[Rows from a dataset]
[Begin]

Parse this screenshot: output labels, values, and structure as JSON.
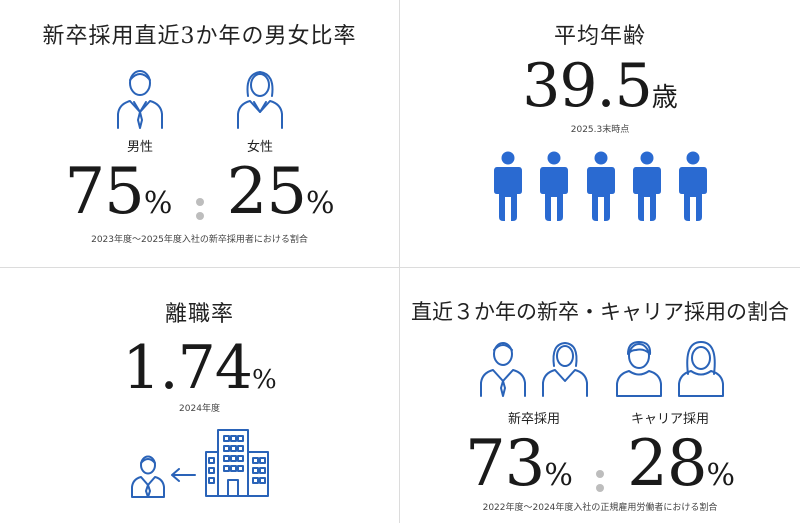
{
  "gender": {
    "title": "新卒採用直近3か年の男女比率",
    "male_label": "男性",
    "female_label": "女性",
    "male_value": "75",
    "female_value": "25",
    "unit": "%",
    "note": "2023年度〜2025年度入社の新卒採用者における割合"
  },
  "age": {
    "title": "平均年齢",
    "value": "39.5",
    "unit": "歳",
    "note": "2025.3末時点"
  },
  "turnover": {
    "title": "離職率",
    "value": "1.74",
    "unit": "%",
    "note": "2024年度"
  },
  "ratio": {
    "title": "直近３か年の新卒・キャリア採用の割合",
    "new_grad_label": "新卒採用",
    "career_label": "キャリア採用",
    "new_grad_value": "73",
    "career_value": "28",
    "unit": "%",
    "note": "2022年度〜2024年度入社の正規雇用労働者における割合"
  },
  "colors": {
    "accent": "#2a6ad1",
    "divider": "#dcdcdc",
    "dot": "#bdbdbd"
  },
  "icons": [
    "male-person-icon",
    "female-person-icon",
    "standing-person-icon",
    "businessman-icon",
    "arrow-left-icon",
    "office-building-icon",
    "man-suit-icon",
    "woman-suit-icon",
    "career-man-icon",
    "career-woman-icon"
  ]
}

[End]
[Begin]

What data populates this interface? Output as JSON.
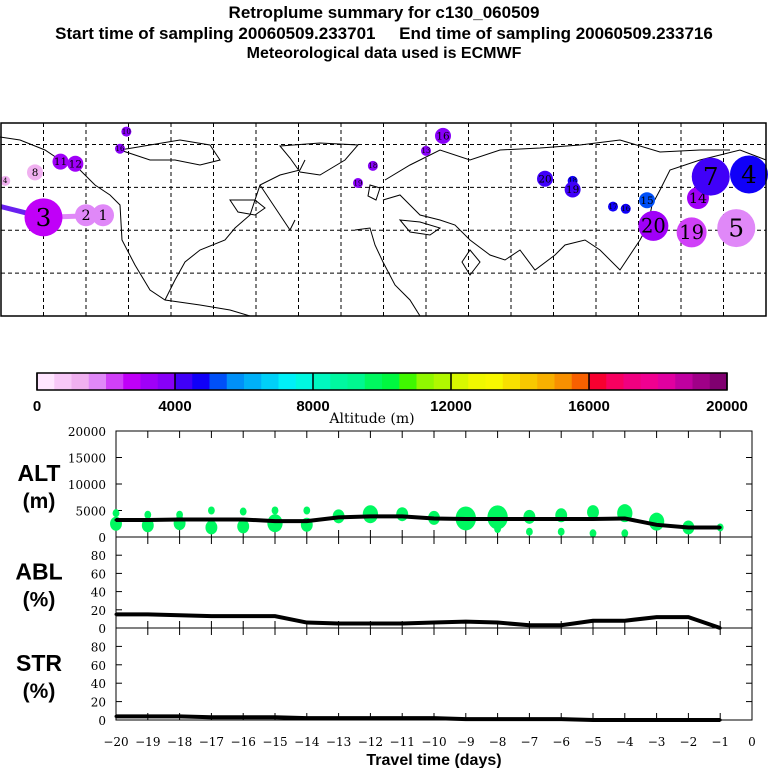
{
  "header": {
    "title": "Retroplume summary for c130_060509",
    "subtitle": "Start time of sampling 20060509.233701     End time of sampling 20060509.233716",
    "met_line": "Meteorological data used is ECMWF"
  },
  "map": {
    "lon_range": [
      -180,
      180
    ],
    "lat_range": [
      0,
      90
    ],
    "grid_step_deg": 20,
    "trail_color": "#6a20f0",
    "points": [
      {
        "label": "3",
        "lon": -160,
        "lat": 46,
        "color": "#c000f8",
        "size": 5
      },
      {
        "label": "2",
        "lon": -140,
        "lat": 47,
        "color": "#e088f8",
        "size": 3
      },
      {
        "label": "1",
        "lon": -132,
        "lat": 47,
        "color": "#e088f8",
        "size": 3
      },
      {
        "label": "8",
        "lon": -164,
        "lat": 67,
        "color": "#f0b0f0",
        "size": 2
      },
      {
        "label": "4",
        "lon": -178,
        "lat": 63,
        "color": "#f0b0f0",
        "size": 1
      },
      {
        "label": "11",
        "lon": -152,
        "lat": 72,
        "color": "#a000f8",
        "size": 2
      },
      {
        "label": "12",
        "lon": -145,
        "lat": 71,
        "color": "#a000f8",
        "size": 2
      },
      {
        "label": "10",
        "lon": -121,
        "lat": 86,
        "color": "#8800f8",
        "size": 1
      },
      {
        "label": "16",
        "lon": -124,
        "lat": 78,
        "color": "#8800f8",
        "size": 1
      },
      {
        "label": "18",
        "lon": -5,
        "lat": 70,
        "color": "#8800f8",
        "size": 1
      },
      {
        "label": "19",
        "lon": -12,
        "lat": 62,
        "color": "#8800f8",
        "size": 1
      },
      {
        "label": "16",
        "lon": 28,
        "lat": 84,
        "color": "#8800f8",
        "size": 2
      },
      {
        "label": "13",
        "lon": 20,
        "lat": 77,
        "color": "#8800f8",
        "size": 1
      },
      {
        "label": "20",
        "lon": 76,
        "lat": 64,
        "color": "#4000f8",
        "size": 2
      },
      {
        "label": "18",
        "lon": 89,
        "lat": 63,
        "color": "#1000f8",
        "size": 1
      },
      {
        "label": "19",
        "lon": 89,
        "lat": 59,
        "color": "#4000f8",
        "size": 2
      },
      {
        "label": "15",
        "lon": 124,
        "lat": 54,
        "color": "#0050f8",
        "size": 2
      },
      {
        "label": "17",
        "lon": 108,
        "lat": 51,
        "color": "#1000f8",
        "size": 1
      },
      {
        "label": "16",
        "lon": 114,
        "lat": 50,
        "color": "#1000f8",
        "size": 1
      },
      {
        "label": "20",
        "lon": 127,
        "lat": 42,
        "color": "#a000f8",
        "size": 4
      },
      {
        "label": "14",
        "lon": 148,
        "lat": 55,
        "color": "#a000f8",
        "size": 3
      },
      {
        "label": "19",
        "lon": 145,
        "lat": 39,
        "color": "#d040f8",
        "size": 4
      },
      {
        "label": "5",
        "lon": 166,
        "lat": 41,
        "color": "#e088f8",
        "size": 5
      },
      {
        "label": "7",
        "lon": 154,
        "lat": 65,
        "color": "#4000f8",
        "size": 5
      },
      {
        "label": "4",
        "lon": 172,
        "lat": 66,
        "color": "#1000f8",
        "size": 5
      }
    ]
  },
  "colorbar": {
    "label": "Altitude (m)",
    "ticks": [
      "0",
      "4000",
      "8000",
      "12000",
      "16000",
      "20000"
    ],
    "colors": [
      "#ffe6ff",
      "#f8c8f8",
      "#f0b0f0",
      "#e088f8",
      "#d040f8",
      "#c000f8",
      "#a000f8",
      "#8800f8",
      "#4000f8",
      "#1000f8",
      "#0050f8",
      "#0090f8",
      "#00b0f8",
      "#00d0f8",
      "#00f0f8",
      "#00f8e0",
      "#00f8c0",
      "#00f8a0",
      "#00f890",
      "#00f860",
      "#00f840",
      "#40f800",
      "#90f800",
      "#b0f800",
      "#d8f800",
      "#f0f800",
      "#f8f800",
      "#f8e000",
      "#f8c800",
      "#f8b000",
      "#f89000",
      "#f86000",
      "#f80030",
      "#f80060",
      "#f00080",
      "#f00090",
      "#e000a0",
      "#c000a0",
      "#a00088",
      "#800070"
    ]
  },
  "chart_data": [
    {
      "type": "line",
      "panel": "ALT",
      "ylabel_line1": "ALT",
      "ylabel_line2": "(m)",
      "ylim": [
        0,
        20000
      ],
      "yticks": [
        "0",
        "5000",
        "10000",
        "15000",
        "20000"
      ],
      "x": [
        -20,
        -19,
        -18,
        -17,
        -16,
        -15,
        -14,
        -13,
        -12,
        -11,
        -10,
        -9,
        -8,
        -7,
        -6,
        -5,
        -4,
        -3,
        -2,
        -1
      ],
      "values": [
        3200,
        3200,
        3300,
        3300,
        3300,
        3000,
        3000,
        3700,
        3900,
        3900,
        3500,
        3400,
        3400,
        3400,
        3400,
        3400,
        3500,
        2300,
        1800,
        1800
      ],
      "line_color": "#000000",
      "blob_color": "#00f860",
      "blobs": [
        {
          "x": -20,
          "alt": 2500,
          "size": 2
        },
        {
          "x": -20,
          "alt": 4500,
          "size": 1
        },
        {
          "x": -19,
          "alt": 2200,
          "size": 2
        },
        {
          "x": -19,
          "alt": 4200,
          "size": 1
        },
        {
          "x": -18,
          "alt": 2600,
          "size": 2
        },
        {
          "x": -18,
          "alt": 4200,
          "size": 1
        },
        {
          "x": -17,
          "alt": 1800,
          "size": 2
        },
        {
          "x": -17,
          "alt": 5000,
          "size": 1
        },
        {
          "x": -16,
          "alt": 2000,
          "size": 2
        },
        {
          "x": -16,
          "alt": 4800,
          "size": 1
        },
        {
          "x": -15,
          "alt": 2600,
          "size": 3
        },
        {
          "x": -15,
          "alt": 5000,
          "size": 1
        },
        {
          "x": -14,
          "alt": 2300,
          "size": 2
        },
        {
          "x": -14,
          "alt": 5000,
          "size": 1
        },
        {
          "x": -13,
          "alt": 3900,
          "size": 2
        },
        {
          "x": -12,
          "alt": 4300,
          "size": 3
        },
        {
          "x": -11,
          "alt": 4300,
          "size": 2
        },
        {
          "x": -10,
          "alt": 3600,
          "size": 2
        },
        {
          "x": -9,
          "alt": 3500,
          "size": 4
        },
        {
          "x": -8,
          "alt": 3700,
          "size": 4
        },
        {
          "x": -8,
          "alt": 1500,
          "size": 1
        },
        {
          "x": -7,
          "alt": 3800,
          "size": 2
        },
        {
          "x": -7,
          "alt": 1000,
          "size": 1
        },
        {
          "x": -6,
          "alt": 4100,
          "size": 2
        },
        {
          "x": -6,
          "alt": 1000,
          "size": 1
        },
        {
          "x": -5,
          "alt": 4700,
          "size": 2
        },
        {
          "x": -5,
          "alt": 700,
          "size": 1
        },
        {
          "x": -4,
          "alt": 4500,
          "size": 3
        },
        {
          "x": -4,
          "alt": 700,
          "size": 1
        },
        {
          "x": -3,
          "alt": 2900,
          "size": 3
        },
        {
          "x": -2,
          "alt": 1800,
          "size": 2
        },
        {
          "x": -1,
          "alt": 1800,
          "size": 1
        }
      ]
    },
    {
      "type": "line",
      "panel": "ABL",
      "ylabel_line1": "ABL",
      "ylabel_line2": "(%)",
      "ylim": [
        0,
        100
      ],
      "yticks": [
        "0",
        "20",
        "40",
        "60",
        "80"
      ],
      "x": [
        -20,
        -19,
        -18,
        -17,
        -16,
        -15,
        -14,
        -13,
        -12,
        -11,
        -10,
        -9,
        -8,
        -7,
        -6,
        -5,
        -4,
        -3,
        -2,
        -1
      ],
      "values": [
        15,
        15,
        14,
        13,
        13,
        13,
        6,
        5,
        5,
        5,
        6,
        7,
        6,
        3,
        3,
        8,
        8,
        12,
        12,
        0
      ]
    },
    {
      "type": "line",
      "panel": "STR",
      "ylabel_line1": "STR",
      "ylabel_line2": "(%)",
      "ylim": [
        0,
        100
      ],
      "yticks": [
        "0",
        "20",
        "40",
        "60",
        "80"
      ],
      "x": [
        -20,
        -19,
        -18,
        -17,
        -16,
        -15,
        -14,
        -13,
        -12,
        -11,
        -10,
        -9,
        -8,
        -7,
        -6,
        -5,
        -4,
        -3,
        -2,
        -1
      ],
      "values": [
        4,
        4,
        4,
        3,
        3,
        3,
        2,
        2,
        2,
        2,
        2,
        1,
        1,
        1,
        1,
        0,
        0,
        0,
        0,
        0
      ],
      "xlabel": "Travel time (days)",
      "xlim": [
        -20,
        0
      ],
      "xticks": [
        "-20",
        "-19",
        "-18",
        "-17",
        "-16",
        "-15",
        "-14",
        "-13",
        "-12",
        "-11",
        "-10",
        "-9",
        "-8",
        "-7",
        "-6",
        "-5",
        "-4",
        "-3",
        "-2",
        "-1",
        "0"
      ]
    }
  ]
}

[End]
[Begin]

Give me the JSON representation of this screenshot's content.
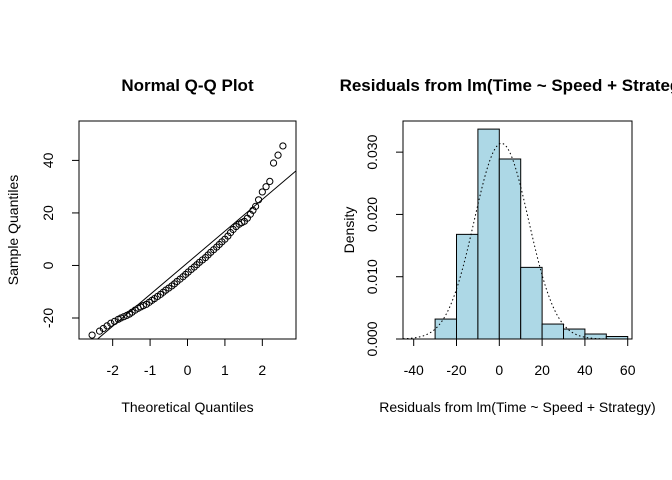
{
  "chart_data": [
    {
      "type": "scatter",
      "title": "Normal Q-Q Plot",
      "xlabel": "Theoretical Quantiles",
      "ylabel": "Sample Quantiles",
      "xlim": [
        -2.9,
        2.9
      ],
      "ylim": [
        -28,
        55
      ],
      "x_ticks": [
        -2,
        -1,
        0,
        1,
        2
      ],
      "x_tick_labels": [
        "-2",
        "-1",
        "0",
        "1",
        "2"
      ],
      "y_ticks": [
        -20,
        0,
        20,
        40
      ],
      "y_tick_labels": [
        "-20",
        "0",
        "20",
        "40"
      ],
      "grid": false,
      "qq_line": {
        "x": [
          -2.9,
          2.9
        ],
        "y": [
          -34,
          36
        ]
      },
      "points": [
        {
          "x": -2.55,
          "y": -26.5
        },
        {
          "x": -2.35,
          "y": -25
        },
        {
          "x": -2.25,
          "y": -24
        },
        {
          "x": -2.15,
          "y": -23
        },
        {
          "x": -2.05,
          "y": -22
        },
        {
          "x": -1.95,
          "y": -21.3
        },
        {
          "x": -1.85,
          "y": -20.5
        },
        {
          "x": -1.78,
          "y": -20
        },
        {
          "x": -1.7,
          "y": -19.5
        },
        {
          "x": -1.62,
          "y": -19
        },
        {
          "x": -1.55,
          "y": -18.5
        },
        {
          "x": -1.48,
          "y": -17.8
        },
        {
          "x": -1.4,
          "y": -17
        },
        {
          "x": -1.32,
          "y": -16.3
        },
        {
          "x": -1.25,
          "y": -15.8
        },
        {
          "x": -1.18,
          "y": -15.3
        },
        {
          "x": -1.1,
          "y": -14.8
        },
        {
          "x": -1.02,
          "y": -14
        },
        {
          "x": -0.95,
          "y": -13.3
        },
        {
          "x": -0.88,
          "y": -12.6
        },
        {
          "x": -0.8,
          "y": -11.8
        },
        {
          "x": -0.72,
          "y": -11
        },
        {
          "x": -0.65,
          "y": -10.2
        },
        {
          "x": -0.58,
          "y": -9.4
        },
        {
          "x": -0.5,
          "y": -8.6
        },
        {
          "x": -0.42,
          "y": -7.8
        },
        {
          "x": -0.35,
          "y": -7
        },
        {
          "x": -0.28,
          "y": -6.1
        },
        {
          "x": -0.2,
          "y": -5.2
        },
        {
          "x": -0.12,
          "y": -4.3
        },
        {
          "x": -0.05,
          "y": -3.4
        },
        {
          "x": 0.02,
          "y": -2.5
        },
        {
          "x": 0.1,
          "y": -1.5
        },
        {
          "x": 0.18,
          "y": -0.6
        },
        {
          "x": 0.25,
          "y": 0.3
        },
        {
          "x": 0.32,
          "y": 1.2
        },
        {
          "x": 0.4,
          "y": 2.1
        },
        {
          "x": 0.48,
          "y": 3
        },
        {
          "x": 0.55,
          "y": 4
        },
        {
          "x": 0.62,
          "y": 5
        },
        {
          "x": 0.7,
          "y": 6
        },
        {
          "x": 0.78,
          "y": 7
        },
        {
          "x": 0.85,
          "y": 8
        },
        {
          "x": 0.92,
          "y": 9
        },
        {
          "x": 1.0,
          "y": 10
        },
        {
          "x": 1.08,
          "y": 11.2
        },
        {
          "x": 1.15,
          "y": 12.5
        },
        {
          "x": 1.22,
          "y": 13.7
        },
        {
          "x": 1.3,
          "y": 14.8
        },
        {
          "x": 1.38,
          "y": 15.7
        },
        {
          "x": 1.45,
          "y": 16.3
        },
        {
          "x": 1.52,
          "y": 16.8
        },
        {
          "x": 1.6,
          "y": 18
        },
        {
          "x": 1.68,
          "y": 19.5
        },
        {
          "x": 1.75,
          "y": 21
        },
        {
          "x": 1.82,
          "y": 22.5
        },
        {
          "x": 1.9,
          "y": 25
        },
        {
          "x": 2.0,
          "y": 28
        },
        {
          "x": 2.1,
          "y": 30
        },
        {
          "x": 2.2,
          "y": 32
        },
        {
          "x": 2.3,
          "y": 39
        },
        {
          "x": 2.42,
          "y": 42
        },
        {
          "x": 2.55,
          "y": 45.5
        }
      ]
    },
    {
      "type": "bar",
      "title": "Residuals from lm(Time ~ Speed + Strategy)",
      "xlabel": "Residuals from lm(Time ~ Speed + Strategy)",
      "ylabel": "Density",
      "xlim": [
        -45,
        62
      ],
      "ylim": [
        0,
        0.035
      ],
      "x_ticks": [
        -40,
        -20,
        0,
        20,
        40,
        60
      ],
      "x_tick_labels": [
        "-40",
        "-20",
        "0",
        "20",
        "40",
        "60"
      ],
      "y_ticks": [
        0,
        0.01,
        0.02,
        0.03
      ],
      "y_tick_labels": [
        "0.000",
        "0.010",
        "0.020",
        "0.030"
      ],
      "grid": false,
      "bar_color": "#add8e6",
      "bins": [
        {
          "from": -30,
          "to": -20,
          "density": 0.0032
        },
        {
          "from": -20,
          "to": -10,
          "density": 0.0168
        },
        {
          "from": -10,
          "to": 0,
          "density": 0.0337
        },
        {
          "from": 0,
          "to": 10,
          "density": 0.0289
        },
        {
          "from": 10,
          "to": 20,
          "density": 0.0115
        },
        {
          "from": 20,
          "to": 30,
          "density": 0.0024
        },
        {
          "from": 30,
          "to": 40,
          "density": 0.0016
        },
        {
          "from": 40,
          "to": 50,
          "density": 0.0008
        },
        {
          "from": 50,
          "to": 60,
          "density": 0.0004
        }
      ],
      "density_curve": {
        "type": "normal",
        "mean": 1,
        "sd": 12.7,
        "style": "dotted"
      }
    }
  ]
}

[End]

TASK INSTRUCTIONS =>
Go through the lines above. Select every one that has the string "Speed".

RESPONSE TO THIS EXERCISE =>
      "title": "Residuals from lm(Time ~ Speed + Strategy)",
      "xlabel": "Residuals from lm(Time ~ Speed + Strategy)",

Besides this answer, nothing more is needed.